======== Data for processing
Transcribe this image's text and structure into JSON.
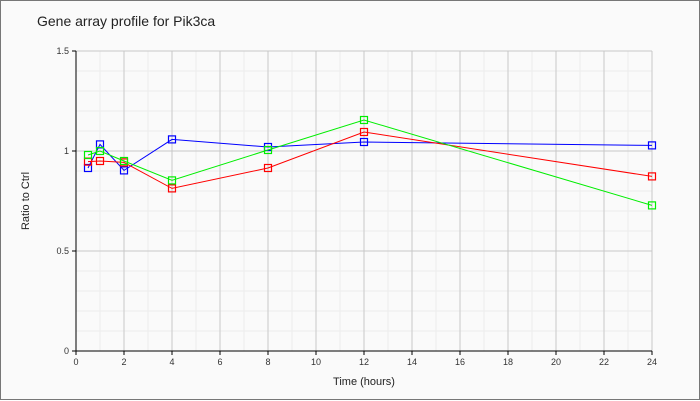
{
  "chart_data": {
    "type": "line",
    "title": "Gene array profile for Pik3ca",
    "xlabel": "Time (hours)",
    "ylabel": "Ratio to Ctrl",
    "xlim": [
      0,
      24
    ],
    "ylim": [
      0,
      1.5
    ],
    "x_ticks": [
      "0",
      "2",
      "4",
      "6",
      "8",
      "10",
      "12",
      "14",
      "16",
      "18",
      "20",
      "22",
      "24"
    ],
    "y_ticks": [
      "0",
      "0.5",
      "1",
      "1.5"
    ],
    "grid": true,
    "legend": "none",
    "x": [
      0.5,
      1,
      2,
      4,
      8,
      12,
      24
    ],
    "series": [
      {
        "name": "blue",
        "color": "#0000ff",
        "values": [
          0.915,
          1.033,
          0.903,
          1.058,
          1.02,
          1.045,
          1.028
        ]
      },
      {
        "name": "red",
        "color": "#ff0000",
        "values": [
          0.947,
          0.95,
          0.943,
          0.813,
          0.915,
          1.095,
          0.873
        ]
      },
      {
        "name": "green",
        "color": "#00ee00",
        "values": [
          0.98,
          1.0,
          0.95,
          0.853,
          1.005,
          1.155,
          0.728
        ]
      }
    ]
  }
}
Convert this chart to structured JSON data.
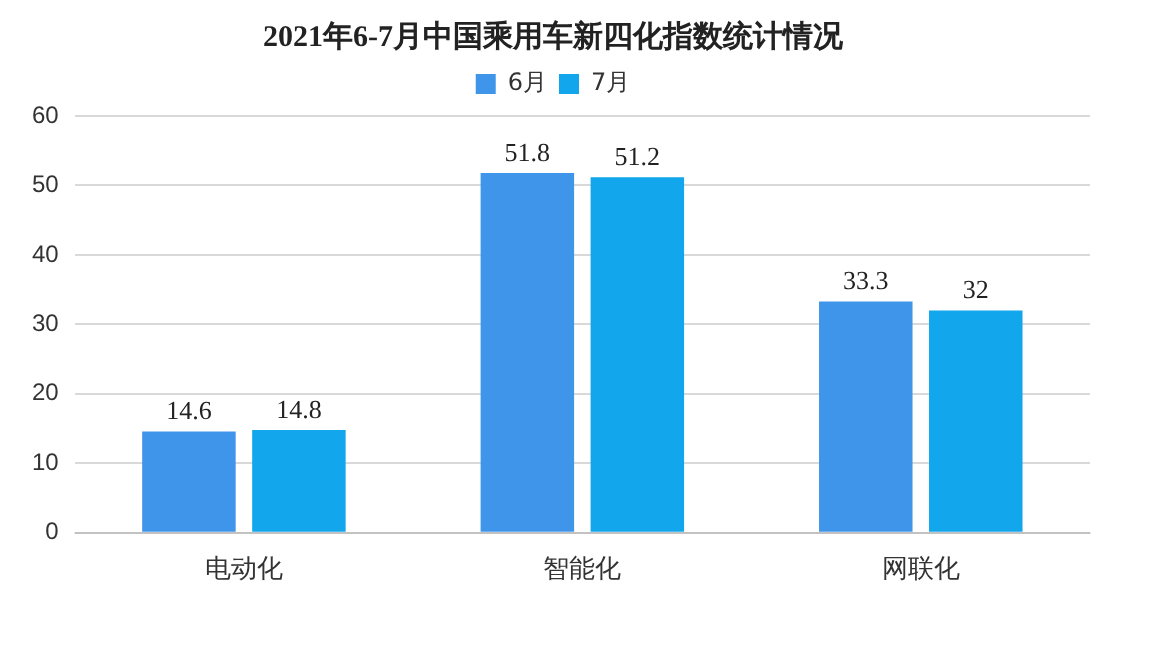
{
  "chart_data": {
    "type": "bar",
    "title": "2021年6-7月中国乘用车新四化指数统计情况",
    "categories": [
      "电动化",
      "智能化",
      "网联化"
    ],
    "series": [
      {
        "name": "6月",
        "color": "#3f95ea",
        "values": [
          14.6,
          51.8,
          33.3
        ]
      },
      {
        "name": "7月",
        "color": "#12a6ec",
        "values": [
          14.8,
          51.2,
          32
        ]
      }
    ],
    "ylim": [
      0,
      60
    ],
    "yticks": [
      0,
      10,
      20,
      30,
      40,
      50,
      60
    ],
    "grid": "y",
    "legend": "top",
    "data_labels": true
  }
}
================
Your goal: Write out the whole listing again, exactly, with no pictures.

Written answer:
Transcribe this image's text and structure into JSON.
{
  "chart_data": {
    "type": "line",
    "title": "Gene array profile for Pik3ca",
    "xlabel": "Time (hours)",
    "ylabel": "Ratio to Ctrl",
    "xlim": [
      0,
      24
    ],
    "ylim": [
      0,
      1.5
    ],
    "x_ticks": [
      "0",
      "2",
      "4",
      "6",
      "8",
      "10",
      "12",
      "14",
      "16",
      "18",
      "20",
      "22",
      "24"
    ],
    "y_ticks": [
      "0",
      "0.5",
      "1",
      "1.5"
    ],
    "grid": true,
    "legend": "none",
    "x": [
      0.5,
      1,
      2,
      4,
      8,
      12,
      24
    ],
    "series": [
      {
        "name": "blue",
        "color": "#0000ff",
        "values": [
          0.915,
          1.033,
          0.903,
          1.058,
          1.02,
          1.045,
          1.028
        ]
      },
      {
        "name": "red",
        "color": "#ff0000",
        "values": [
          0.947,
          0.95,
          0.943,
          0.813,
          0.915,
          1.095,
          0.873
        ]
      },
      {
        "name": "green",
        "color": "#00ee00",
        "values": [
          0.98,
          1.0,
          0.95,
          0.853,
          1.005,
          1.155,
          0.728
        ]
      }
    ]
  }
}
Convert this chart to structured JSON data.
{
  "chart_data": {
    "type": "bar",
    "title": "2021年6-7月中国乘用车新四化指数统计情况",
    "categories": [
      "电动化",
      "智能化",
      "网联化"
    ],
    "series": [
      {
        "name": "6月",
        "color": "#3f95ea",
        "values": [
          14.6,
          51.8,
          33.3
        ]
      },
      {
        "name": "7月",
        "color": "#12a6ec",
        "values": [
          14.8,
          51.2,
          32
        ]
      }
    ],
    "ylim": [
      0,
      60
    ],
    "yticks": [
      0,
      10,
      20,
      30,
      40,
      50,
      60
    ],
    "grid": "y",
    "legend": "top",
    "data_labels": true
  }
}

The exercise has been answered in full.